• Required task: Every line below should be copied exactly; drop the pictures.

-- START Rows --

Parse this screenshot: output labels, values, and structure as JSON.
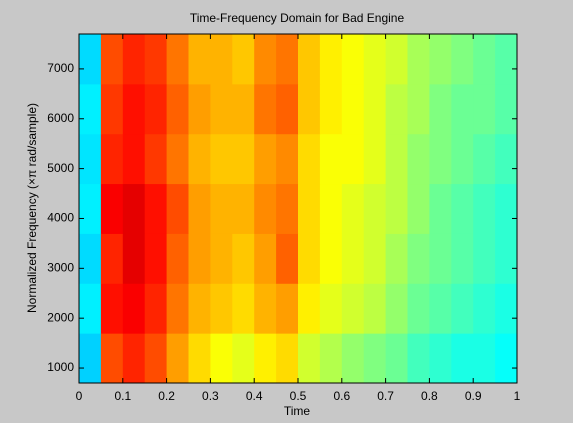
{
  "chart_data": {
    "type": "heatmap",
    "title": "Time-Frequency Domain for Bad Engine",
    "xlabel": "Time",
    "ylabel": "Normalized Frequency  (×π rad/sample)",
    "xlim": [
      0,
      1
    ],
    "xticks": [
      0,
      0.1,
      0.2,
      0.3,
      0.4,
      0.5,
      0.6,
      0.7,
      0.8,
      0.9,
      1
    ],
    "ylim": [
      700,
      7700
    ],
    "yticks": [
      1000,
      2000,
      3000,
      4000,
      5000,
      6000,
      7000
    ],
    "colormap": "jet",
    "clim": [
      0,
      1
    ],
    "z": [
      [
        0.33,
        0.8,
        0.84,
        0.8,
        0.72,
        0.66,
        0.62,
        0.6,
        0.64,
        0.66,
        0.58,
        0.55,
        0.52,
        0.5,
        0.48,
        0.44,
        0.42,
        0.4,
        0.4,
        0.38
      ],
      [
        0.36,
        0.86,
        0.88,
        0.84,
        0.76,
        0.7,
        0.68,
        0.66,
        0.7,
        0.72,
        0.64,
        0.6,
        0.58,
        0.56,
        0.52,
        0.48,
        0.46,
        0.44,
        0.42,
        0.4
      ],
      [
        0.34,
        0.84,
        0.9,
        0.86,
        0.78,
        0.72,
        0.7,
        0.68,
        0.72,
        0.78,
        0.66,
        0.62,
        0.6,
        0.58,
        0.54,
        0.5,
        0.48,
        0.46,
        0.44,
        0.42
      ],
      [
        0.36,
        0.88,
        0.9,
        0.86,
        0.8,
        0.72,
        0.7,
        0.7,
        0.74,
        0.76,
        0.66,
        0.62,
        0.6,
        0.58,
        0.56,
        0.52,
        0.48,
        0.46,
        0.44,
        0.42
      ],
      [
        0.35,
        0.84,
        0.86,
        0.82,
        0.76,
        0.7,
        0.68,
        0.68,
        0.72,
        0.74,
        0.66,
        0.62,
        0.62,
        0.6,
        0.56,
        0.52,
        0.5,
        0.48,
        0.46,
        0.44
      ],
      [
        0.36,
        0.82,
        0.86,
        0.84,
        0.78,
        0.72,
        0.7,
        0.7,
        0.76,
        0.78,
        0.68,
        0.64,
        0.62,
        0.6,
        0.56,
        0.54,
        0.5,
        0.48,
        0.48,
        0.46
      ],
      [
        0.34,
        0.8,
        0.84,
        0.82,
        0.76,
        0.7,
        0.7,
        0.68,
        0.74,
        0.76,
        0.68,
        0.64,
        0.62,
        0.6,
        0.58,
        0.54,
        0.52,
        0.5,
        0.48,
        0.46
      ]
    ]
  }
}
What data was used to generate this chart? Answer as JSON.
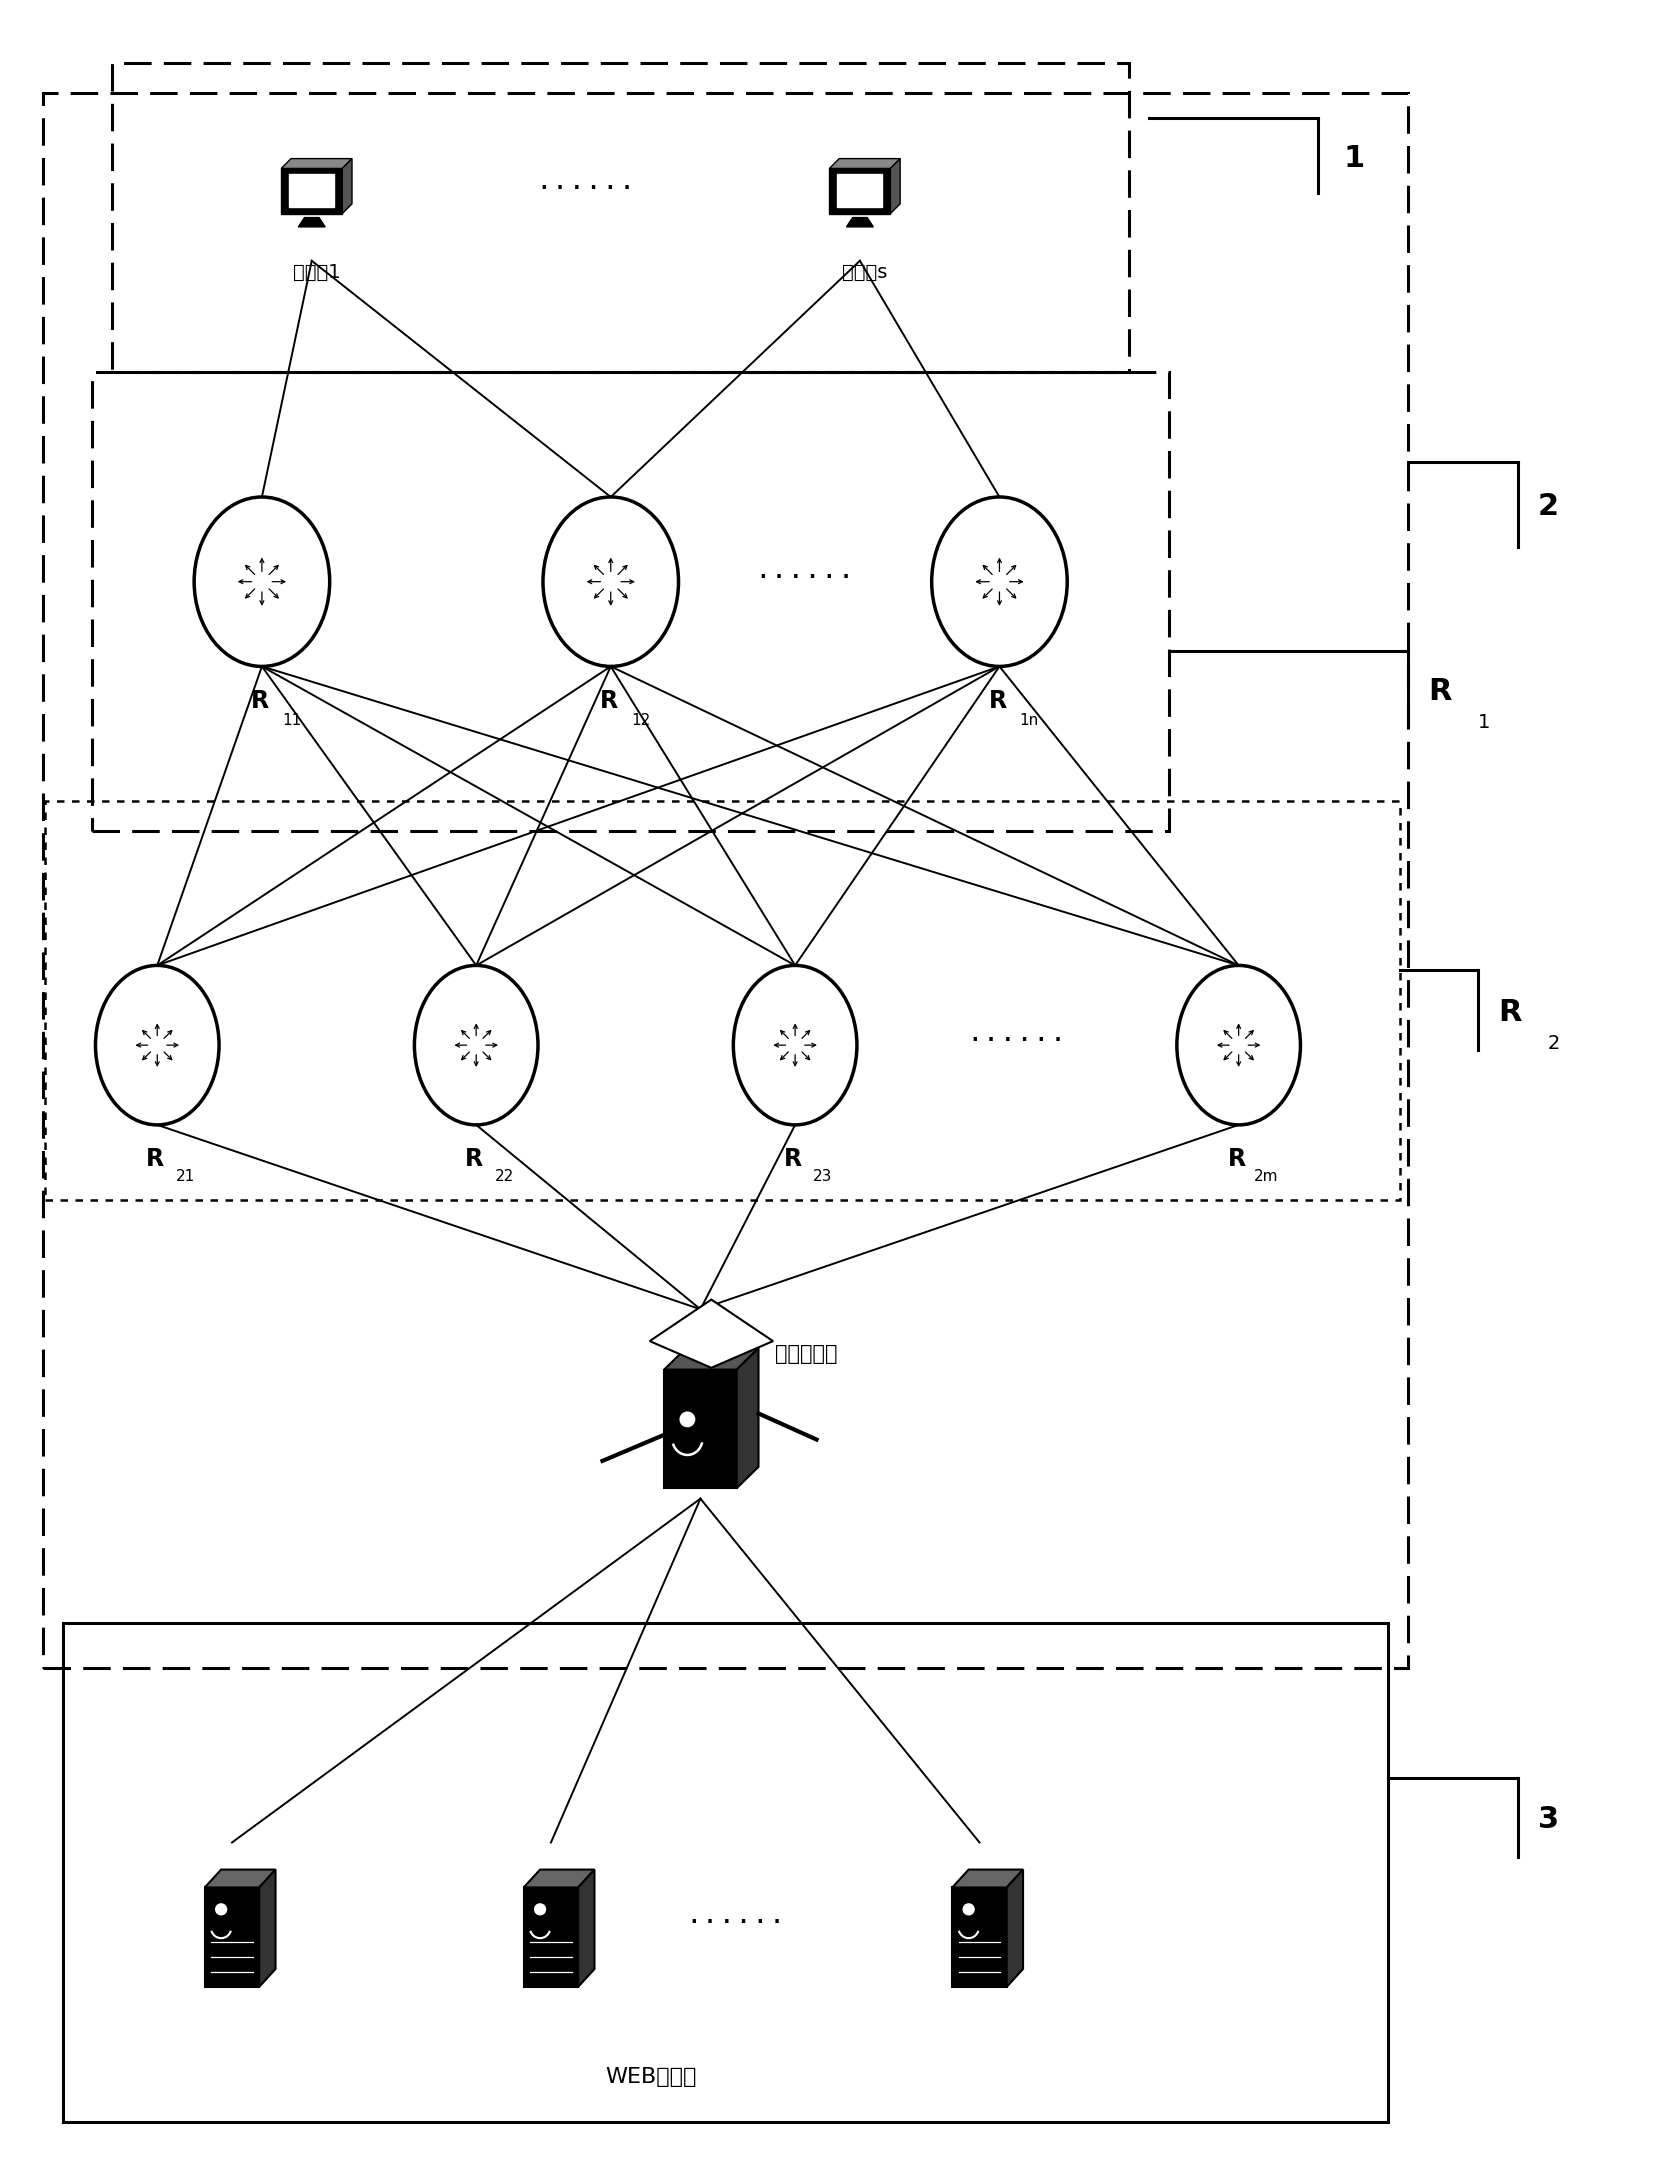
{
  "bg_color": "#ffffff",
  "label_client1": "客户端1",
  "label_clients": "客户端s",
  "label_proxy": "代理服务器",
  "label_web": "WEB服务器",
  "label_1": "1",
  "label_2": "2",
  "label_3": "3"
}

-- END Rows --

• The reply:
Parse this screenshot: output labels, values, and structure as JSON.
{
  "chart_data": {
    "type": "heatmap",
    "title": "Time-Frequency Domain for Bad Engine",
    "xlabel": "Time",
    "ylabel": "Normalized Frequency  (×π rad/sample)",
    "xlim": [
      0,
      1
    ],
    "xticks": [
      0,
      0.1,
      0.2,
      0.3,
      0.4,
      0.5,
      0.6,
      0.7,
      0.8,
      0.9,
      1
    ],
    "ylim": [
      700,
      7700
    ],
    "yticks": [
      1000,
      2000,
      3000,
      4000,
      5000,
      6000,
      7000
    ],
    "colormap": "jet",
    "clim": [
      0,
      1
    ],
    "z": [
      [
        0.33,
        0.8,
        0.84,
        0.8,
        0.72,
        0.66,
        0.62,
        0.6,
        0.64,
        0.66,
        0.58,
        0.55,
        0.52,
        0.5,
        0.48,
        0.44,
        0.42,
        0.4,
        0.4,
        0.38
      ],
      [
        0.36,
        0.86,
        0.88,
        0.84,
        0.76,
        0.7,
        0.68,
        0.66,
        0.7,
        0.72,
        0.64,
        0.6,
        0.58,
        0.56,
        0.52,
        0.48,
        0.46,
        0.44,
        0.42,
        0.4
      ],
      [
        0.34,
        0.84,
        0.9,
        0.86,
        0.78,
        0.72,
        0.7,
        0.68,
        0.72,
        0.78,
        0.66,
        0.62,
        0.6,
        0.58,
        0.54,
        0.5,
        0.48,
        0.46,
        0.44,
        0.42
      ],
      [
        0.36,
        0.88,
        0.9,
        0.86,
        0.8,
        0.72,
        0.7,
        0.7,
        0.74,
        0.76,
        0.66,
        0.62,
        0.6,
        0.58,
        0.56,
        0.52,
        0.48,
        0.46,
        0.44,
        0.42
      ],
      [
        0.35,
        0.84,
        0.86,
        0.82,
        0.76,
        0.7,
        0.68,
        0.68,
        0.72,
        0.74,
        0.66,
        0.62,
        0.62,
        0.6,
        0.56,
        0.52,
        0.5,
        0.48,
        0.46,
        0.44
      ],
      [
        0.36,
        0.82,
        0.86,
        0.84,
        0.78,
        0.72,
        0.7,
        0.7,
        0.76,
        0.78,
        0.68,
        0.64,
        0.62,
        0.6,
        0.56,
        0.54,
        0.5,
        0.48,
        0.48,
        0.46
      ],
      [
        0.34,
        0.8,
        0.84,
        0.82,
        0.76,
        0.7,
        0.7,
        0.68,
        0.74,
        0.76,
        0.68,
        0.64,
        0.62,
        0.6,
        0.58,
        0.54,
        0.52,
        0.5,
        0.48,
        0.46
      ]
    ]
  }
}
What data was used to generate this chart? Answer as JSON.
{
  "bg_color": "#ffffff",
  "label_client1": "客户端1",
  "label_clients": "客户端s",
  "label_proxy": "代理服务器",
  "label_web": "WEB服务器",
  "label_1": "1",
  "label_2": "2",
  "label_3": "3"
}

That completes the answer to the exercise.